_What you will do:_ How many lines hold the string "this"? Give only the number.
** start **
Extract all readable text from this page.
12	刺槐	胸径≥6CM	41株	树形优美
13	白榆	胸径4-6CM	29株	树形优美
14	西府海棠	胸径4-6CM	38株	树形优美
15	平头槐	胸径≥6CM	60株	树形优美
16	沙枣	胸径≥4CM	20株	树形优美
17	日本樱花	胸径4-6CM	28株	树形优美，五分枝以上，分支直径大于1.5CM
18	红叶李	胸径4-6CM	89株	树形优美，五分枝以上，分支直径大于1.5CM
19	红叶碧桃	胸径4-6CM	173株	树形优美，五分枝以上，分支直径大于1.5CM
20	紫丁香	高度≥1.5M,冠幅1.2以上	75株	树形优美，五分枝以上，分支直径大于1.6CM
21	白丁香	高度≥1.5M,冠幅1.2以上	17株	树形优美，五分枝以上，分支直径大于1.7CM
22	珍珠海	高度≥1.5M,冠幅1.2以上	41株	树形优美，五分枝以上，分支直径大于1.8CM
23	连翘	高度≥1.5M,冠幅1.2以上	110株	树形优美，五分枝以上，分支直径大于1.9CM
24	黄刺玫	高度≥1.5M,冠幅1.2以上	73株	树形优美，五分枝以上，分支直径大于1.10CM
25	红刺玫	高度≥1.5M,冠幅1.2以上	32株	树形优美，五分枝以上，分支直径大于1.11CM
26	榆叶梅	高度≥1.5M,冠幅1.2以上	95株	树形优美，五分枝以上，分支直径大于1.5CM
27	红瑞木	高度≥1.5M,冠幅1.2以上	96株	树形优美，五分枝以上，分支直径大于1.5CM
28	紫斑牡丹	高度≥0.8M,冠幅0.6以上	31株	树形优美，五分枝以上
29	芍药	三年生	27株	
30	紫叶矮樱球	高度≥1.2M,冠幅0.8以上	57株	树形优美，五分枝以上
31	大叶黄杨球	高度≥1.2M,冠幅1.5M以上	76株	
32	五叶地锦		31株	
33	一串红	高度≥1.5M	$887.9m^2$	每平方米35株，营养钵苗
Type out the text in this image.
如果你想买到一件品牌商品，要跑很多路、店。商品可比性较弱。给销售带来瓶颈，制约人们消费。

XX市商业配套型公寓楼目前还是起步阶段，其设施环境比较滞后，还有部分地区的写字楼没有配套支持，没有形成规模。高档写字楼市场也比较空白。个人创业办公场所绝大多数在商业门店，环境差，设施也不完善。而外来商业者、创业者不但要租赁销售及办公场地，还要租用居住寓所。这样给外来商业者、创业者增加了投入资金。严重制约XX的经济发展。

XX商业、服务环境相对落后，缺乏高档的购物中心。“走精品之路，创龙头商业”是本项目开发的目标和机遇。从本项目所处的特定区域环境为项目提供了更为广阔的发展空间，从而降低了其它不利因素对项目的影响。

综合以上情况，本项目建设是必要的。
** end **
_Result of the task:_ 2